• OBJETIVO PLANTEADO 1: Según la fuente, ¿cuántos años de noviazgo se mencionan?
• OBJETIVO PLANTEADO 2: Cita tal cual las líneas del listado, comenzando en la que contiene "resize-grip-icon[interactable]: ◢ (730, 846, 738, 859)" y terminando en la que contiene "interval-unit: ms (264, 781, 277, 793)", ambas incluidas.

• FUENTE:
***

Algunos detalles más me han tenido al borde de un ataque de nervios: el taconeo en el piso de madera a las 6:00 a.m., cuando desfila de un lado para el otro probándose esta pinta y la otra. Y la arrulladora melodía del secador cuando se hace el blower antes de salir, y la ida en piyama, con la lagaña en el ojo, a llevarla hasta su clase de siete en la universidad. Me advirtieron que tendría problemas si no bajaba el bizcocho del inodoro. No he tenido que hacerlo. Cada vez que voy a orinar, el bizcocho cae como una guillotina y termina todo hecho una inmundicia. Es una pelea fija. ¿Quién limpia? "Yo cociné". "Yo planché". "Yo pagué hasta la última de las facturas y la única que te tocaba se te olvidó". "Yo lavo, está bien".

Ni los pelos largos en el lavamanos, ni los calzones amarrados en los grifos me molestan. Tampoco que ella pase rápido el canal cuando ve asomarse un balón de fútbol y prefiera unas amas desesperadas en casa. Solo me quejo de lo que ya me quejé y de los momentos en los que nuestras ganas de hablar no coinciden, es decir, cuando ella quiere charlar y yo dormir, o viceversa. Me fascina su torpeza en la cocina, solo comparable a la mía. Cocinamos juntos los platos más abominables y nos morimos de la risa y del hambre cuando los probamos entre velas y copas de vino. Ocho años de novio me hicieron creer que conocía todo de ella, pero me perdía lo mejor: sus conciertos en la ducha. Aunque no tiene el Factor X, me hace suspirar. Ojalá siga así hasta que la muerte nos separe.

***

• LISTADO:
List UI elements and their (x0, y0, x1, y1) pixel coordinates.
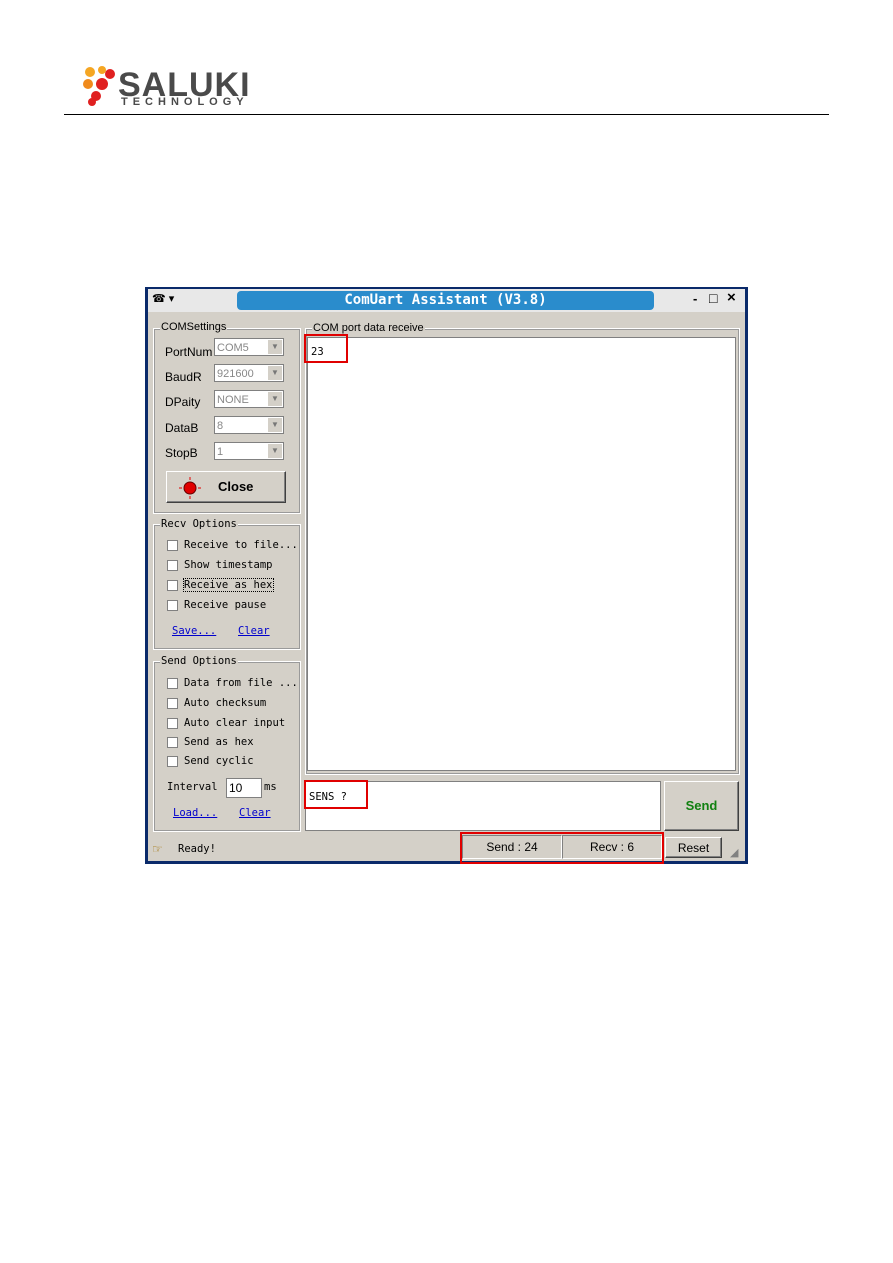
resize-grip-icon[interactable]: ◢ (730, 846, 738, 859)
interval-input[interactable]: 10 (226, 778, 262, 798)
chevron-down-icon[interactable]: ▼ (268, 392, 282, 406)
datab-select[interactable]: 8 ▼ (214, 416, 284, 434)
send-cyclic-checkbox[interactable] (167, 756, 178, 767)
receive-as-hex-label: Receive as hex (183, 578, 274, 592)
close-port-label: Close (218, 479, 254, 494)
send-cyclic-label: Send cyclic (184, 755, 254, 767)
com-settings-label: COMSettings (160, 321, 228, 333)
datab-value: 8 (217, 420, 224, 432)
maximize-button[interactable]: □ (709, 290, 717, 306)
portnum-value: COM5 (217, 342, 249, 354)
show-timestamp-label: Show timestamp (184, 559, 273, 571)
clear-receive-link[interactable]: Clear (238, 625, 270, 637)
recv-options-label: Recv Options (160, 518, 238, 530)
baudr-select[interactable]: 921600 ▼ (214, 364, 284, 382)
show-timestamp-checkbox[interactable] (167, 560, 178, 571)
receive-as-hex-checkbox[interactable] (167, 580, 178, 591)
save-link[interactable]: Save... (172, 625, 216, 637)
counters-highlight (460, 832, 664, 864)
close-port-button[interactable]: Close (166, 471, 286, 503)
receive-to-file-label: Receive to file... (184, 539, 298, 551)
receive-to-file-checkbox[interactable] (167, 540, 178, 551)
status-text: Ready! (178, 843, 216, 855)
header-rule (64, 114, 829, 115)
system-menu-icon[interactable]: ☎ ▾ (152, 292, 174, 305)
status-hand-icon: ☞ (152, 842, 163, 856)
logo-subtitle: TECHNOLOGY (121, 96, 249, 108)
stopb-label: StopB (165, 446, 198, 460)
send-input-highlight (304, 780, 368, 809)
dparity-value: NONE (217, 394, 249, 406)
load-link[interactable]: Load... (173, 807, 217, 819)
interval-label: Interval (167, 781, 218, 793)
chevron-down-icon[interactable]: ▼ (268, 444, 282, 458)
dparity-select[interactable]: NONE ▼ (214, 390, 284, 408)
baudr-value: 921600 (217, 368, 254, 380)
window-title: ComUart Assistant (V3.8) (237, 291, 654, 310)
auto-checksum-label: Auto checksum (184, 697, 267, 709)
status-led-icon (179, 477, 201, 499)
data-from-file-checkbox[interactable] (167, 678, 178, 689)
receive-group-label: COM port data receive (312, 322, 425, 334)
close-window-button[interactable]: × (727, 289, 736, 306)
interval-unit: ms (264, 781, 277, 793)
receive-pause-checkbox[interactable] (167, 600, 178, 611)
dparity-label: DPaity (165, 395, 201, 409)
clear-send-link[interactable]: Clear (239, 807, 271, 819)
stopb-select[interactable]: 1 ▼ (214, 442, 284, 460)
minimize-button[interactable]: - (693, 291, 697, 306)
receive-pause-label: Receive pause (184, 599, 267, 611)
data-from-file-label: Data from file ... (184, 677, 298, 689)
reset-button[interactable]: Reset (665, 837, 722, 858)
auto-checksum-checkbox[interactable] (167, 698, 178, 709)
baudr-label: BaudR (165, 370, 202, 384)
auto-clear-input-label: Auto clear input (184, 717, 286, 729)
chevron-down-icon[interactable]: ▼ (268, 340, 282, 354)
datab-label: DataB (165, 421, 199, 435)
send-as-hex-label: Send as hex (184, 736, 254, 748)
send-button[interactable]: Send (664, 781, 739, 831)
chevron-down-icon[interactable]: ▼ (268, 366, 282, 380)
portnum-label: PortNum (165, 345, 213, 359)
portnum-select[interactable]: COM5 ▼ (214, 338, 284, 356)
document-page: SALUKI TECHNOLOGY ☎ ▾ ComUart Assistant … (0, 0, 893, 1263)
saluki-logo-icon (83, 66, 115, 106)
stopb-value: 1 (217, 446, 224, 458)
send-as-hex-checkbox[interactable] (167, 737, 178, 748)
receive-textarea[interactable]: 23 (307, 337, 736, 771)
send-options-label: Send Options (160, 655, 238, 667)
auto-clear-input-checkbox[interactable] (167, 718, 178, 729)
chevron-down-icon[interactable]: ▼ (268, 418, 282, 432)
received-data-highlight (304, 334, 348, 363)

***

• RESPUESTA 1: Ocho años.

• RESPUESTA 2:
resize-grip-icon[interactable]: ◢ (730, 846, 738, 859)
interval-input[interactable]: 10 (226, 778, 262, 798)
chevron-down-icon[interactable]: ▼ (268, 392, 282, 406)
datab-select[interactable]: 8 ▼ (214, 416, 284, 434)
send-cyclic-checkbox[interactable] (167, 756, 178, 767)
receive-as-hex-label: Receive as hex (183, 578, 274, 592)
close-port-label: Close (218, 479, 254, 494)
send-cyclic-label: Send cyclic (184, 755, 254, 767)
com-settings-label: COMSettings (160, 321, 228, 333)
datab-value: 8 (217, 420, 224, 432)
maximize-button[interactable]: □ (709, 290, 717, 306)
portnum-value: COM5 (217, 342, 249, 354)
show-timestamp-label: Show timestamp (184, 559, 273, 571)
clear-receive-link[interactable]: Clear (238, 625, 270, 637)
recv-options-label: Recv Options (160, 518, 238, 530)
baudr-select[interactable]: 921600 ▼ (214, 364, 284, 382)
show-timestamp-checkbox[interactable] (167, 560, 178, 571)
receive-as-hex-checkbox[interactable] (167, 580, 178, 591)
save-link[interactable]: Save... (172, 625, 216, 637)
counters-highlight (460, 832, 664, 864)
close-port-button[interactable]: Close (166, 471, 286, 503)
receive-to-file-label: Receive to file... (184, 539, 298, 551)
receive-to-file-checkbox[interactable] (167, 540, 178, 551)
status-text: Ready! (178, 843, 216, 855)
header-rule (64, 114, 829, 115)
system-menu-icon[interactable]: ☎ ▾ (152, 292, 174, 305)
status-hand-icon: ☞ (152, 842, 163, 856)
logo-subtitle: TECHNOLOGY (121, 96, 249, 108)
stopb-label: StopB (165, 446, 198, 460)
send-input-highlight (304, 780, 368, 809)
dparity-value: NONE (217, 394, 249, 406)
load-link[interactable]: Load... (173, 807, 217, 819)
interval-label: Interval (167, 781, 218, 793)
chevron-down-icon[interactable]: ▼ (268, 444, 282, 458)
dparity-select[interactable]: NONE ▼ (214, 390, 284, 408)
baudr-value: 921600 (217, 368, 254, 380)
window-title: ComUart Assistant (V3.8) (237, 291, 654, 310)
auto-checksum-label: Auto checksum (184, 697, 267, 709)
status-led-icon (179, 477, 201, 499)
data-from-file-checkbox[interactable] (167, 678, 178, 689)
receive-group-label: COM port data receive (312, 322, 425, 334)
close-window-button[interactable]: × (727, 289, 736, 306)
interval-unit: ms (264, 781, 277, 793)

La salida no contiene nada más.